**DATA LINES**
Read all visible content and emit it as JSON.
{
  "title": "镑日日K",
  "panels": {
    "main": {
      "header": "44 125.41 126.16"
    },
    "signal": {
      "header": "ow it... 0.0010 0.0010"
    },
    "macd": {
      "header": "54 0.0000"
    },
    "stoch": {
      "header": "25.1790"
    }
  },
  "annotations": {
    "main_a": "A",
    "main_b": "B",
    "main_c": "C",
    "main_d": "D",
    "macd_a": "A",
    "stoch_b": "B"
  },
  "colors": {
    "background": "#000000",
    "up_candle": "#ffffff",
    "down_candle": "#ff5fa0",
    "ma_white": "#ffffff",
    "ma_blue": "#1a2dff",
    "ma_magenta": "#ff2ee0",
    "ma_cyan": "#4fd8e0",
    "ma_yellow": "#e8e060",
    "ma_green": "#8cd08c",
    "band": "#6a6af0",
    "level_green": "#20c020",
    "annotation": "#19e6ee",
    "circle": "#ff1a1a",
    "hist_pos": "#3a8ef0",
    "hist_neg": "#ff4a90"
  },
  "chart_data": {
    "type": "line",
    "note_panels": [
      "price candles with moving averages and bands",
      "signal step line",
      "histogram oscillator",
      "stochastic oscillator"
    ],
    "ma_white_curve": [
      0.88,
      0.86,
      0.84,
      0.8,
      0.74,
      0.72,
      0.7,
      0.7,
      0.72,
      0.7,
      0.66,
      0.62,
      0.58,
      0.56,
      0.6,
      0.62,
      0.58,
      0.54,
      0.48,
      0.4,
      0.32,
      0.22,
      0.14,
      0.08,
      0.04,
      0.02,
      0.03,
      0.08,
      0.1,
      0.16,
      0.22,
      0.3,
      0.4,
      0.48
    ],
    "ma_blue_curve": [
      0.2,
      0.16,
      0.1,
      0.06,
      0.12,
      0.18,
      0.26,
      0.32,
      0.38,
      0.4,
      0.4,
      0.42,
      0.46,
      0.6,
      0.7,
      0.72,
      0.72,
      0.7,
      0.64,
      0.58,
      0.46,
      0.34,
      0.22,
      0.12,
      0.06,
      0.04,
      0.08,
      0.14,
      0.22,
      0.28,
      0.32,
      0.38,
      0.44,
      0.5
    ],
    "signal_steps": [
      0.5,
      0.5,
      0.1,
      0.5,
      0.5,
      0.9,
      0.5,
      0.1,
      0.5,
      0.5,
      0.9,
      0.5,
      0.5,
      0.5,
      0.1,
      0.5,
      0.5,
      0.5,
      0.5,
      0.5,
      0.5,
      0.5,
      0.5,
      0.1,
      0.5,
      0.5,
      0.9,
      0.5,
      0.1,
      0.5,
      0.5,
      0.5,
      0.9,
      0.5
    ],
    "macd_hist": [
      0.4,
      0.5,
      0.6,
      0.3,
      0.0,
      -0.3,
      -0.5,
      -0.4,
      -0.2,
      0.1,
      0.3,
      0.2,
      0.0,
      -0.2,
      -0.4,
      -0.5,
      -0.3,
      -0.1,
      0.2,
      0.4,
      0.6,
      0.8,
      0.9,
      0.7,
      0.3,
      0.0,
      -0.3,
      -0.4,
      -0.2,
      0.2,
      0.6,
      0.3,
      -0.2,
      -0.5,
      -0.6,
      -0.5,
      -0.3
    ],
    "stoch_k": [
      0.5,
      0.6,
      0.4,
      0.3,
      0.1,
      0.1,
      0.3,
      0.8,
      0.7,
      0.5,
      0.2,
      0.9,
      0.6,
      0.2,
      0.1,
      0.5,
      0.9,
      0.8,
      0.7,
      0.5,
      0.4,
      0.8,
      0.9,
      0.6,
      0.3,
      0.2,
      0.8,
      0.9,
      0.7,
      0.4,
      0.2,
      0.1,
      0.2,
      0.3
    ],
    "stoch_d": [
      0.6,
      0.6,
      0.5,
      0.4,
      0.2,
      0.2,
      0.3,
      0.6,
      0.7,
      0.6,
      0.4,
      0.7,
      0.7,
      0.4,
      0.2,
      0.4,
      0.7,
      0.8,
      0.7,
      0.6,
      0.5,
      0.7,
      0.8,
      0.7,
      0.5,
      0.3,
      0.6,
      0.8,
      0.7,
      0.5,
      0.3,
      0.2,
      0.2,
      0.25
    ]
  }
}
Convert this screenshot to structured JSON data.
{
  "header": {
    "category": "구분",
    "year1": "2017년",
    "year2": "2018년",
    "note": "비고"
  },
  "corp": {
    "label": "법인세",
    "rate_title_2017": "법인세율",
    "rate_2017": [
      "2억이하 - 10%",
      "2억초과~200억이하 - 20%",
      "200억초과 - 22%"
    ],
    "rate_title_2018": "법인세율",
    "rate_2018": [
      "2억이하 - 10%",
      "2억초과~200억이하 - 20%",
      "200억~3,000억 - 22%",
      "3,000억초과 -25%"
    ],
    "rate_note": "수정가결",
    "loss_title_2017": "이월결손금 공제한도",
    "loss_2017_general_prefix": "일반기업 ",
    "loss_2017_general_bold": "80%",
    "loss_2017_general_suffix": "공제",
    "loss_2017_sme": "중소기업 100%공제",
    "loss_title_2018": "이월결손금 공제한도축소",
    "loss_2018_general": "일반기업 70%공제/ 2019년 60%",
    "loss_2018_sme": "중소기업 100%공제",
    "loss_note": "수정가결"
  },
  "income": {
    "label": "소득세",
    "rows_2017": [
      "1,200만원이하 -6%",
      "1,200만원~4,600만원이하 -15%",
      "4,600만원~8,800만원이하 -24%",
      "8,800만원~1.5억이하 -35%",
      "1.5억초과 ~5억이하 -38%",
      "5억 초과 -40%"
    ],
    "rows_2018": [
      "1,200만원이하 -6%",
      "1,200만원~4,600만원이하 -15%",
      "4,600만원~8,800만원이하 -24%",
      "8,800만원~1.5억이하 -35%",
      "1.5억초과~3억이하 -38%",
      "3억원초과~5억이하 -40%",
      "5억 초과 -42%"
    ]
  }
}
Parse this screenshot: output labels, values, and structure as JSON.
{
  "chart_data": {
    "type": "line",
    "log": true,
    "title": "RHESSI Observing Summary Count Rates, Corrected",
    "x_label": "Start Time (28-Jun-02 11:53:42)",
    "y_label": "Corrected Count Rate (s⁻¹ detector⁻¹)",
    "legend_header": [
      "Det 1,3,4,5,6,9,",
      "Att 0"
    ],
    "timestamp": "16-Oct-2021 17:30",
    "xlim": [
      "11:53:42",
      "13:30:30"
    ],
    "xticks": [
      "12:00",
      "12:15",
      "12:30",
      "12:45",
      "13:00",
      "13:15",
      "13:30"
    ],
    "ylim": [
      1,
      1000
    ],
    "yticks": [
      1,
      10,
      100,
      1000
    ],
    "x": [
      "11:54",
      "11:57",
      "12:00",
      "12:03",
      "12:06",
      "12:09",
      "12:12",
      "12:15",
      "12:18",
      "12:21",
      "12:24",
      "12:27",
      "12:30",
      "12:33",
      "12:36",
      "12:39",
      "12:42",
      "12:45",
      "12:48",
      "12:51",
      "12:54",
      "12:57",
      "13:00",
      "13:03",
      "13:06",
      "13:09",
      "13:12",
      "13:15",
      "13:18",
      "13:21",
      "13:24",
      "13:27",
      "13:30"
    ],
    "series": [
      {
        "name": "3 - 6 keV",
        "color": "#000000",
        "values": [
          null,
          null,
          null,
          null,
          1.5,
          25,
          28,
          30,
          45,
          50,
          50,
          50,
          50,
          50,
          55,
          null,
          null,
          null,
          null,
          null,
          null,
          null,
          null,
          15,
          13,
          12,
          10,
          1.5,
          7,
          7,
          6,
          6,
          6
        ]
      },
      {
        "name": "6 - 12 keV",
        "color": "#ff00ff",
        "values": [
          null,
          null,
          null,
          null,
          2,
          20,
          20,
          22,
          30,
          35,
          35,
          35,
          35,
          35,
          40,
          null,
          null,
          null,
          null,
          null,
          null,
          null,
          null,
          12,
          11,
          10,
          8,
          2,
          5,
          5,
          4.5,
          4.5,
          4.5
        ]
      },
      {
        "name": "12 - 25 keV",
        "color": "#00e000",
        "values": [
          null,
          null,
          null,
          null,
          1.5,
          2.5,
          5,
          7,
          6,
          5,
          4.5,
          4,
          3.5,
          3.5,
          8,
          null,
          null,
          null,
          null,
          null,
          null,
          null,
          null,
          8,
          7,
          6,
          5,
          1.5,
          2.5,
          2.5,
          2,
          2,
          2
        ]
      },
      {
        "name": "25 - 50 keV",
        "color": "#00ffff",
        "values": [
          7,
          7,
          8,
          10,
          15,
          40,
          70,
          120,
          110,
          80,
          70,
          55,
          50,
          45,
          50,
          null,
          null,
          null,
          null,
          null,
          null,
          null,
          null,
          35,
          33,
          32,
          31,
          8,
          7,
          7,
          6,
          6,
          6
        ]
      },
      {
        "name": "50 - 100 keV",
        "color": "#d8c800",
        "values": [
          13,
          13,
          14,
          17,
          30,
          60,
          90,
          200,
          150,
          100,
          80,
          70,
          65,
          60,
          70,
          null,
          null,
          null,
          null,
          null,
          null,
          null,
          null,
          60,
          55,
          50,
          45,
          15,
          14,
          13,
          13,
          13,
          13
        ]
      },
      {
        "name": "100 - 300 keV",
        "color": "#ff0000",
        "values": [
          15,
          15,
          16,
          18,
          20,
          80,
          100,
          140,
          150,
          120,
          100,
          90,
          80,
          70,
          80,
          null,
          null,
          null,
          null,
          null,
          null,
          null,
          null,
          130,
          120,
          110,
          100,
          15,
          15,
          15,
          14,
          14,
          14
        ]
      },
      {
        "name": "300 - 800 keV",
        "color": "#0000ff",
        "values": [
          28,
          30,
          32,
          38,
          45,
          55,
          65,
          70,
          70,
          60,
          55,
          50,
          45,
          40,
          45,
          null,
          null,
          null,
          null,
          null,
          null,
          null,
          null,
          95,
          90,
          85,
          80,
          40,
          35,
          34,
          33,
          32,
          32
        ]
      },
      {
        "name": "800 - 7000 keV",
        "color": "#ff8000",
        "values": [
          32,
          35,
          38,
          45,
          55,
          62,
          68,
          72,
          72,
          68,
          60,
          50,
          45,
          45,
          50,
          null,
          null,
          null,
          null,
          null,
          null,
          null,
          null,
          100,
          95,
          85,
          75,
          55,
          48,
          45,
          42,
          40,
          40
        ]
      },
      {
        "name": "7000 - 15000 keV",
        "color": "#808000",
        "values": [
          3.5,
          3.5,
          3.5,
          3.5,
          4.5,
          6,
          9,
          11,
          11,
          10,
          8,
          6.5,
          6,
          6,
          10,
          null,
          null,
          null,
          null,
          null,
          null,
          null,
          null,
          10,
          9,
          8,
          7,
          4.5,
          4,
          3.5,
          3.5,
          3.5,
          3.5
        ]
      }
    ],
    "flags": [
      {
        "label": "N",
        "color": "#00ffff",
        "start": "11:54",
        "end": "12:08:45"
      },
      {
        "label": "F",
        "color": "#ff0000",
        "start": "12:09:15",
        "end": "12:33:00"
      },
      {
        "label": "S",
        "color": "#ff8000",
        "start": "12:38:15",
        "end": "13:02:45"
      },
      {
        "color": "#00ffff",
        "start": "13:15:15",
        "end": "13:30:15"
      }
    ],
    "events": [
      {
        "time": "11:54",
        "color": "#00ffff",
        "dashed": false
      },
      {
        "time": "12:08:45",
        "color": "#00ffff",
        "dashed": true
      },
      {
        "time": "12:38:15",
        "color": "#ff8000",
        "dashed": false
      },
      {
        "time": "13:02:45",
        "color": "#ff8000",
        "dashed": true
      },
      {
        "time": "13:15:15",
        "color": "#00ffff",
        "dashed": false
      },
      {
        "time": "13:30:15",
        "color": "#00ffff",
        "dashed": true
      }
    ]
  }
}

**GIVEN INSTRUCTION**
Where a line above contains the word "일반기업", copy that line.

**WORKED ANSWER**
    "loss_2017_general_prefix": "일반기업 ",
    "loss_2018_general": "일반기업 70%공제/ 2019년 60%",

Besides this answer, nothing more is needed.